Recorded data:
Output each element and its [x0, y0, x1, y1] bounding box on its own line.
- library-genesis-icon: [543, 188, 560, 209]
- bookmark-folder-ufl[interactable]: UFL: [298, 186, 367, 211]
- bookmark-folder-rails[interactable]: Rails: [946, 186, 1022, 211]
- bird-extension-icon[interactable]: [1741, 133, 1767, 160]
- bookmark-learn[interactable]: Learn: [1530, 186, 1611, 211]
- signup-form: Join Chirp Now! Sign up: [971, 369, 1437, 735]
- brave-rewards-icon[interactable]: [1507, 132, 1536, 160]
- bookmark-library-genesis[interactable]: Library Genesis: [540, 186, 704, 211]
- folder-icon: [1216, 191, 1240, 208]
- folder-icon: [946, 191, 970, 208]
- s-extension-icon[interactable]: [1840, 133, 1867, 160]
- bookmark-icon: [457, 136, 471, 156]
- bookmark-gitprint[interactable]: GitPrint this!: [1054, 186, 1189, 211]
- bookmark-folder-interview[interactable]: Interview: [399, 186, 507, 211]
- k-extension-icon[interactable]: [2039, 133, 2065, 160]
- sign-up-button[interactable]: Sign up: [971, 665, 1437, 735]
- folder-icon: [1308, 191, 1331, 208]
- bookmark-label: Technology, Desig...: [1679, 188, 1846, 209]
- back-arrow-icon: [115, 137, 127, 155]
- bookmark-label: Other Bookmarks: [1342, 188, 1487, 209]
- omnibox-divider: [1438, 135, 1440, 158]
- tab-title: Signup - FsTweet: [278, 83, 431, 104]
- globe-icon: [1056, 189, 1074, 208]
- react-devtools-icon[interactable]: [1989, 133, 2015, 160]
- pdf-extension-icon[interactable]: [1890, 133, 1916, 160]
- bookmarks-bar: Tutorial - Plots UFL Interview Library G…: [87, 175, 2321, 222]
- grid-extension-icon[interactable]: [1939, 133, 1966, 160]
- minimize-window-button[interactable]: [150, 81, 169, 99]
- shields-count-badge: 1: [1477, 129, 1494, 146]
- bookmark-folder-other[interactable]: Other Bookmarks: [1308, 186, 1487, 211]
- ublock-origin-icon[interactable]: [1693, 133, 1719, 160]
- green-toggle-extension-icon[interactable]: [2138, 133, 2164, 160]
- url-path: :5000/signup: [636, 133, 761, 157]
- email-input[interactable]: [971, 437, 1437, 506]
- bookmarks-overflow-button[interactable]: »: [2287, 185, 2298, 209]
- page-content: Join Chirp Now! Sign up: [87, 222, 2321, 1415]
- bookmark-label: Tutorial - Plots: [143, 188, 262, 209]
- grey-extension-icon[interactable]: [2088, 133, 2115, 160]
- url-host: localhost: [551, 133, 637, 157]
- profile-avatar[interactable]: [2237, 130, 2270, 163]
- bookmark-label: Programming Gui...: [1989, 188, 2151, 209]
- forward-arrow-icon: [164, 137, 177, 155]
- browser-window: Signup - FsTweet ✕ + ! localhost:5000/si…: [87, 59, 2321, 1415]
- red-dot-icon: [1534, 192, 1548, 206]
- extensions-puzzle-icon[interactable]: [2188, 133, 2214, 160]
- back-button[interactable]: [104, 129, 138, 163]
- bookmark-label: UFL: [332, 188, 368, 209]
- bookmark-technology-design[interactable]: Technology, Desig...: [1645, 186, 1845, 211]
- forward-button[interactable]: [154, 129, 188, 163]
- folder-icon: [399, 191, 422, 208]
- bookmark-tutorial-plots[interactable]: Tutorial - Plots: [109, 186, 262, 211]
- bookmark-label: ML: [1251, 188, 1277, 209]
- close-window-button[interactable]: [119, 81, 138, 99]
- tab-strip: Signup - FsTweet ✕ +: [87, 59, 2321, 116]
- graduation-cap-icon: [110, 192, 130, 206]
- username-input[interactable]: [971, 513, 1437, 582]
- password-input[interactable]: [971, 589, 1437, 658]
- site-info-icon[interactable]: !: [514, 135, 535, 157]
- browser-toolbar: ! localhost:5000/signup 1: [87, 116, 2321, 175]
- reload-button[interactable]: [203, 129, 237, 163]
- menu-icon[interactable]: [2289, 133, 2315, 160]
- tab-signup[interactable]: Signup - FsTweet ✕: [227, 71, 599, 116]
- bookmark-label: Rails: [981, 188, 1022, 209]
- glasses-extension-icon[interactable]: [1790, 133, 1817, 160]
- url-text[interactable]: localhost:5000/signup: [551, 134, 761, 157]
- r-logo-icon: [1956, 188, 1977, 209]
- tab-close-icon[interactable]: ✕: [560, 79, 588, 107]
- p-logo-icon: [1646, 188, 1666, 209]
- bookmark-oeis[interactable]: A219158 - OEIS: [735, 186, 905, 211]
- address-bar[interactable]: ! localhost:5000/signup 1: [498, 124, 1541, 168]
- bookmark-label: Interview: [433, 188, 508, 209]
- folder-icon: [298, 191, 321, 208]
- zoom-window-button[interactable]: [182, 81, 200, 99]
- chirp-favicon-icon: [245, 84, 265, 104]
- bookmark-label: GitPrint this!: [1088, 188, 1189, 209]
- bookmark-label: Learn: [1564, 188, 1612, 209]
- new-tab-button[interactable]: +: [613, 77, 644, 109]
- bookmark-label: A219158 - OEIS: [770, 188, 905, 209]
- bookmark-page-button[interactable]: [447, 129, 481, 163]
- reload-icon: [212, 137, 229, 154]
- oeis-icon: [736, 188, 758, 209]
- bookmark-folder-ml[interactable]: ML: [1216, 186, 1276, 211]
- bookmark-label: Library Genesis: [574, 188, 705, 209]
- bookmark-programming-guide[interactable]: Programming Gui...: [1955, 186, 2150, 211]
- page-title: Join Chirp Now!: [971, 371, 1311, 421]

*WHAT IS NEEDED*:
Would you tally the lines above that include "Plots" and reply with only the total?

*RESULT*:
3